Request
Skip every picture and transcribe the remaining material exactly.

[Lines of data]
++++++++++++++++++++

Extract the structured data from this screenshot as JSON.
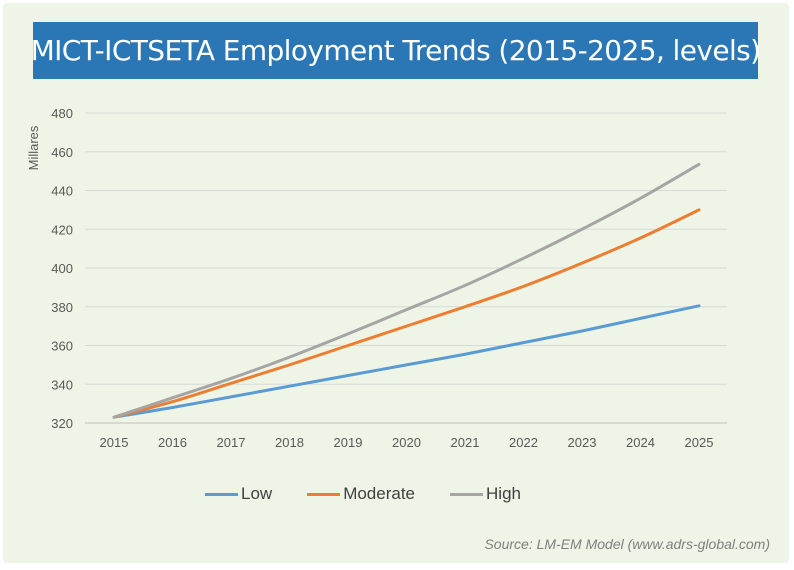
{
  "chart_data": {
    "type": "line",
    "title": "MICT-ICTSETA Employment Trends (2015-2025, levels)",
    "ylabel": "Millares",
    "xlabel": "",
    "ylim": [
      320,
      480
    ],
    "yticks": [
      320,
      340,
      360,
      380,
      400,
      420,
      440,
      460,
      480
    ],
    "categories": [
      "2015",
      "2016",
      "2017",
      "2018",
      "2019",
      "2020",
      "2021",
      "2022",
      "2023",
      "2024",
      "2025"
    ],
    "grid": true,
    "legend_position": "bottom",
    "series": [
      {
        "name": "Low",
        "color": "#5b9bd5",
        "values": [
          323,
          328,
          333.5,
          339,
          344.5,
          350,
          355.5,
          361.5,
          367.5,
          374,
          380.5
        ]
      },
      {
        "name": "Moderate",
        "color": "#ed7d31",
        "values": [
          323,
          331,
          340.5,
          350,
          360,
          370,
          380,
          390.5,
          402.5,
          415.5,
          430
        ]
      },
      {
        "name": "High",
        "color": "#a5a5a5",
        "values": [
          323,
          333,
          343,
          354,
          366,
          378.5,
          391,
          405,
          420,
          436,
          453.5
        ]
      }
    ],
    "source": "Source: LM-EM Model (www.adrs-global.com)"
  }
}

++++++++++++++++++++

Solution to this exercise
Extract the structured data from this screenshot as JSON.
{
  "chart_data": {
    "type": "line",
    "title": "MICT-ICTSETA Employment Trends (2015-2025, levels)",
    "ylabel": "Millares",
    "xlabel": "",
    "ylim": [
      320,
      480
    ],
    "yticks": [
      320,
      340,
      360,
      380,
      400,
      420,
      440,
      460,
      480
    ],
    "categories": [
      "2015",
      "2016",
      "2017",
      "2018",
      "2019",
      "2020",
      "2021",
      "2022",
      "2023",
      "2024",
      "2025"
    ],
    "grid": true,
    "legend_position": "bottom",
    "series": [
      {
        "name": "Low",
        "color": "#5b9bd5",
        "values": [
          323,
          328,
          333.5,
          339,
          344.5,
          350,
          355.5,
          361.5,
          367.5,
          374,
          380.5
        ]
      },
      {
        "name": "Moderate",
        "color": "#ed7d31",
        "values": [
          323,
          331,
          340.5,
          350,
          360,
          370,
          380,
          390.5,
          402.5,
          415.5,
          430
        ]
      },
      {
        "name": "High",
        "color": "#a5a5a5",
        "values": [
          323,
          333,
          343,
          354,
          366,
          378.5,
          391,
          405,
          420,
          436,
          453.5
        ]
      }
    ],
    "source": "Source: LM-EM Model (www.adrs-global.com)"
  }
}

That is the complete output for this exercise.